(Stored data entries)
= = = = =

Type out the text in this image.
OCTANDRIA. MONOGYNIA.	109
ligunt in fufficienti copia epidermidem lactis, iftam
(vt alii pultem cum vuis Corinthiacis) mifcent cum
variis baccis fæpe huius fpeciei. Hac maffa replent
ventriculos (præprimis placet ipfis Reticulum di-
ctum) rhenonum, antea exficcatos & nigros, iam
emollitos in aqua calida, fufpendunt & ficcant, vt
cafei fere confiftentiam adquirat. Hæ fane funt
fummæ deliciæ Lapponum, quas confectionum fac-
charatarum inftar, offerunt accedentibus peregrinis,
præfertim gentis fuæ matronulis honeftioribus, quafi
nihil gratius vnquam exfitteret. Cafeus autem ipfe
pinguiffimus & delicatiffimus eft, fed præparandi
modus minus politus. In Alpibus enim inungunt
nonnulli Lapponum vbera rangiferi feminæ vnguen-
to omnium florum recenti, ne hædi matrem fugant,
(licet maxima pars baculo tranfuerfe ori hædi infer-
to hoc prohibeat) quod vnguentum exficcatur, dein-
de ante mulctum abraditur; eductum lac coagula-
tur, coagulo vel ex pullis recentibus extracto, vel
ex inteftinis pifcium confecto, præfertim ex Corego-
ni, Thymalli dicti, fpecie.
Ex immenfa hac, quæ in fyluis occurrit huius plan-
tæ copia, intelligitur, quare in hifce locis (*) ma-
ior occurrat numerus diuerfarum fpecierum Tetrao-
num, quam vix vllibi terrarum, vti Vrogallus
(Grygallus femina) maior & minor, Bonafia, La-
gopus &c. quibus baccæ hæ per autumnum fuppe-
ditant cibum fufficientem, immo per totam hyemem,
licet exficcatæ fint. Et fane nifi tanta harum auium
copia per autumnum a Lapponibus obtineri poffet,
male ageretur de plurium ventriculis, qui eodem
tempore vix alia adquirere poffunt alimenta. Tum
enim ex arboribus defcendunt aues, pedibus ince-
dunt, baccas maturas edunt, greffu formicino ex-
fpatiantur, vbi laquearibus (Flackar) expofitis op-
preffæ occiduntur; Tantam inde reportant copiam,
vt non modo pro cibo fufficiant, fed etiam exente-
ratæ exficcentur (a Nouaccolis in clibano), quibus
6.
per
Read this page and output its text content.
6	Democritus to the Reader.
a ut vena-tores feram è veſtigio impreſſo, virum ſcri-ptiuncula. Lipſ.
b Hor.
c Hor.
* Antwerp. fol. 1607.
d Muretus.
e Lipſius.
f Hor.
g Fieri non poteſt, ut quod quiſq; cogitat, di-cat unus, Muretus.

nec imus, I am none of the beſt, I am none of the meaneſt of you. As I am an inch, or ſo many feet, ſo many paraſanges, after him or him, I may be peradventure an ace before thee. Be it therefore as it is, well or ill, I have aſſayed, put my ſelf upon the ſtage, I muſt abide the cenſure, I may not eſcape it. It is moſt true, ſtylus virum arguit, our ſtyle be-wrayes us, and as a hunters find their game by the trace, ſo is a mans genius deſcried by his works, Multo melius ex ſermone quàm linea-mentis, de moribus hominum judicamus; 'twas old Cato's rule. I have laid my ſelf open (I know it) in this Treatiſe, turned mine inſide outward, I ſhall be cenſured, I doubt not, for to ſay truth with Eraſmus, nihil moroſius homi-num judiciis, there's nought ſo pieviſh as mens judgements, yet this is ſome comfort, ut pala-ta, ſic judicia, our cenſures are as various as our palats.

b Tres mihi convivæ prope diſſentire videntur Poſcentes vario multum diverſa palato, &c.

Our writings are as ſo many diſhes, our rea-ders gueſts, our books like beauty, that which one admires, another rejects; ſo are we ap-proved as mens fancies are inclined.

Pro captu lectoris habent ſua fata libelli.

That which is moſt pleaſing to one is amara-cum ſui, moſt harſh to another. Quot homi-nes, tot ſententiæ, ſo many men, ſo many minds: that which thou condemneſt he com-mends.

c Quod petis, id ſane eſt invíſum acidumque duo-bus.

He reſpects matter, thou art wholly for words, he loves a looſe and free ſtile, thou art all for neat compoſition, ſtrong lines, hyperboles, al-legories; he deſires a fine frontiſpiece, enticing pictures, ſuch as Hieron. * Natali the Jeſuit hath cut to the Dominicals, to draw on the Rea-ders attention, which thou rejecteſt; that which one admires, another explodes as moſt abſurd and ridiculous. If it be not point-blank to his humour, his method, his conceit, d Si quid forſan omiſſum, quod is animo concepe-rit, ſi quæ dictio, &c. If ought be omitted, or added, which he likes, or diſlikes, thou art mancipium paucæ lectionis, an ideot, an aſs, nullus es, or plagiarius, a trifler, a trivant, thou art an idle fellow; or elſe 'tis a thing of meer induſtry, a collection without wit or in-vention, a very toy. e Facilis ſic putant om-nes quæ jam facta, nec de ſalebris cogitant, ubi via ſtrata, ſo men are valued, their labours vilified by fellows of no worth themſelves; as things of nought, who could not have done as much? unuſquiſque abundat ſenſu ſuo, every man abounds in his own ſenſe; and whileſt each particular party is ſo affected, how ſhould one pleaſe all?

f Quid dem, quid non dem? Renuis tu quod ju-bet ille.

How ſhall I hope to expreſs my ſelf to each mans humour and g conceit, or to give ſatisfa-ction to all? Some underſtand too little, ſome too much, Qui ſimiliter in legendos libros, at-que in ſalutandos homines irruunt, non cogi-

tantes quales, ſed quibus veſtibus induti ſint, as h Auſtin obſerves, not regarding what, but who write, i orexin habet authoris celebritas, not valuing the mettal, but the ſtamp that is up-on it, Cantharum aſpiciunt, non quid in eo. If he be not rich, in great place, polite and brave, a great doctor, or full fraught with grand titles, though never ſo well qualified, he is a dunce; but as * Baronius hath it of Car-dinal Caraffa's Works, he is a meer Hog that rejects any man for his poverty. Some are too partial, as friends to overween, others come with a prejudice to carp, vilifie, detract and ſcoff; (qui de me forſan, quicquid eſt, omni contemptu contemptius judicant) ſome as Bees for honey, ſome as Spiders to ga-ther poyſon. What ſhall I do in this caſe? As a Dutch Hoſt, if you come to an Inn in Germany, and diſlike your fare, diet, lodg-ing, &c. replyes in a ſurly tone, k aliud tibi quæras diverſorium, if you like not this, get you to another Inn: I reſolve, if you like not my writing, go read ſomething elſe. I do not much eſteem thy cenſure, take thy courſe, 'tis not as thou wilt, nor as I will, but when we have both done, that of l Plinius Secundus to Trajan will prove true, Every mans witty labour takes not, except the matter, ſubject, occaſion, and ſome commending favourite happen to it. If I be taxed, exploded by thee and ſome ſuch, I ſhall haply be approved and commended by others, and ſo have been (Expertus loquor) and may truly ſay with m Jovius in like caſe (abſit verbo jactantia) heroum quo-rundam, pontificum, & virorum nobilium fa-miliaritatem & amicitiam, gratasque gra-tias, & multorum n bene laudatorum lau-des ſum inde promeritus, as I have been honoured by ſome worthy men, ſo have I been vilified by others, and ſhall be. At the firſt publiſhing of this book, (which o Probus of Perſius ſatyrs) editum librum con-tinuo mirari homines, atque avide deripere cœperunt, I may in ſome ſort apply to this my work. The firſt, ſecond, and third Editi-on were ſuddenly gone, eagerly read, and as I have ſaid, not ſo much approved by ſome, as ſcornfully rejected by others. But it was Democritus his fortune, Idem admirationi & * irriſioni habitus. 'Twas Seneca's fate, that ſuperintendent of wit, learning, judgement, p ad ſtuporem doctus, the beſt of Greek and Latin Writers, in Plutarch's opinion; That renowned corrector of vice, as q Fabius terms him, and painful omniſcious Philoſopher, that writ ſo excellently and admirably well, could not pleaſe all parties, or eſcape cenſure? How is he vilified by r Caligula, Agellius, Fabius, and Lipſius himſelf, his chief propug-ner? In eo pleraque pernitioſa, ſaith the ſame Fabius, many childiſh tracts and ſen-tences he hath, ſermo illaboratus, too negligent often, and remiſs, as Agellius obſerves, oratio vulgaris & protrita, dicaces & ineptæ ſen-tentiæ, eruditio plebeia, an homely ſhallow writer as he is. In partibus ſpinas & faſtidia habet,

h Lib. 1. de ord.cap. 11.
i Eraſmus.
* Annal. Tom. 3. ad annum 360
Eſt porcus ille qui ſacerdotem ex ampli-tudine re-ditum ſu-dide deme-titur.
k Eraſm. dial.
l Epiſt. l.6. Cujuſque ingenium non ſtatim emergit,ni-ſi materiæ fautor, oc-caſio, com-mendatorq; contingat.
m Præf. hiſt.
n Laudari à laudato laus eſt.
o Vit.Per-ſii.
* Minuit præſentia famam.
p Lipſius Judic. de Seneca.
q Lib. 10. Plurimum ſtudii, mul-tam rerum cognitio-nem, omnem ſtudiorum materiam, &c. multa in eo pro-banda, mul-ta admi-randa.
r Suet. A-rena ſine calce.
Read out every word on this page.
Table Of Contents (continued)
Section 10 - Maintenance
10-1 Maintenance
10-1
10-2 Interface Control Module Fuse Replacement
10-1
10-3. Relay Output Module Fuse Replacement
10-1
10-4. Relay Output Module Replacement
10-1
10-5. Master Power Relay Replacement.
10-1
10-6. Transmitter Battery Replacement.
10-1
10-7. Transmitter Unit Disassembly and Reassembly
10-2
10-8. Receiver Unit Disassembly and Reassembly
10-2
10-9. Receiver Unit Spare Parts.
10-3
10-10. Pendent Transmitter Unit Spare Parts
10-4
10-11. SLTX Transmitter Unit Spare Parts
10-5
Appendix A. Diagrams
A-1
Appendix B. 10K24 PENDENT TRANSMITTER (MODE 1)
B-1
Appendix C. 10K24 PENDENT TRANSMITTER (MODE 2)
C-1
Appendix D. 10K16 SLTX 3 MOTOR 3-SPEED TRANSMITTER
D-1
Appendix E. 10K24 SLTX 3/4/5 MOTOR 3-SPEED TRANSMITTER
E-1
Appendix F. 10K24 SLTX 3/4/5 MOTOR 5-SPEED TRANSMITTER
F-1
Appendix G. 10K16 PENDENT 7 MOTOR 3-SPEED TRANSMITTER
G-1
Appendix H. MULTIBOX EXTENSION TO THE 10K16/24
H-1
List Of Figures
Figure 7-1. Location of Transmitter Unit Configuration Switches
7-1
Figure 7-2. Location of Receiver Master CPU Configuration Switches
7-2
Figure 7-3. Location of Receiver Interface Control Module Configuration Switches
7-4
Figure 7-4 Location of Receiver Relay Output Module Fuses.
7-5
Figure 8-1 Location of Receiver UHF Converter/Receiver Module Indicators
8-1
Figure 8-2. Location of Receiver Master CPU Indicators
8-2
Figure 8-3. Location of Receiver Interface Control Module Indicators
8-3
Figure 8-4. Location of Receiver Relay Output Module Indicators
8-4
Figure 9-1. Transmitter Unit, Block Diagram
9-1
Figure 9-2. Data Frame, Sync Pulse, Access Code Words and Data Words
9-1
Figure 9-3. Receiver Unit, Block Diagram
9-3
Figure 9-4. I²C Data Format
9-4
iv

= = = = =

▶ **Given request**:
Give only the number of lines that include the word "Receiver".

▶ **Exercise response**:
10